__Collected data entries__.
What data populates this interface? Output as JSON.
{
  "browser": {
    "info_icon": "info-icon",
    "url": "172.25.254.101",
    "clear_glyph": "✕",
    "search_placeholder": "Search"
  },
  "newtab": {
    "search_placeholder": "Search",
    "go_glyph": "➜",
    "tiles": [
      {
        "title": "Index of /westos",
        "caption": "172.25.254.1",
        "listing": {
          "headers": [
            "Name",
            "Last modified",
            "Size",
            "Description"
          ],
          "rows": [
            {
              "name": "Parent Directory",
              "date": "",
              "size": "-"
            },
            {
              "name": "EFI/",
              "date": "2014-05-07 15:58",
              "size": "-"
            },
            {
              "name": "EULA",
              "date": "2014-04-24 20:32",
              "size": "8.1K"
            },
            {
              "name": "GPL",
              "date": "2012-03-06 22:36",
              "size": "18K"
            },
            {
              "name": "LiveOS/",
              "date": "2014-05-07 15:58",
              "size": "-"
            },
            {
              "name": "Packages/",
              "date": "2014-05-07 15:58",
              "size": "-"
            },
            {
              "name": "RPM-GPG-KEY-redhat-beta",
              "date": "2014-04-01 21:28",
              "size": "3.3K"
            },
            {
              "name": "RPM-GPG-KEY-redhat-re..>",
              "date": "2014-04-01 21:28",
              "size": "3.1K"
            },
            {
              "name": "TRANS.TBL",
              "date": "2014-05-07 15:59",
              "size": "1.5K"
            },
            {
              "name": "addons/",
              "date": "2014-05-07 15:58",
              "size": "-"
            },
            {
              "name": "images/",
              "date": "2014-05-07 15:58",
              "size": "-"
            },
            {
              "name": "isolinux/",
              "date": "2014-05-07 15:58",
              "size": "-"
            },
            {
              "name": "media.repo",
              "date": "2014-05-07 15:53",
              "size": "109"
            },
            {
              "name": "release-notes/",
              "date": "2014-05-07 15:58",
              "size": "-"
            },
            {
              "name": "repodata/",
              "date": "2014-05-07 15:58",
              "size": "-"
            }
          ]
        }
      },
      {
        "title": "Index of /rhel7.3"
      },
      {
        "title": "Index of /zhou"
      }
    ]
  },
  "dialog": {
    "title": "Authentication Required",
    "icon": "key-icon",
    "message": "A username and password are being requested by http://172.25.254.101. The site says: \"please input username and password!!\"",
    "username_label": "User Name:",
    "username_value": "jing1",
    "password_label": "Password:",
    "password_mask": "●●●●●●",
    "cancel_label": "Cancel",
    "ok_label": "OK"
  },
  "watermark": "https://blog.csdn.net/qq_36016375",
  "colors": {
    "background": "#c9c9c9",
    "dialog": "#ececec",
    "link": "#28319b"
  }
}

__THE TASK__.
Make a copy of each line that contains the string "redhat".

__OUTPUT FOR THIS EXERCISE__.
              "name": "RPM-GPG-KEY-redhat-beta",
              "name": "RPM-GPG-KEY-redhat-re..>",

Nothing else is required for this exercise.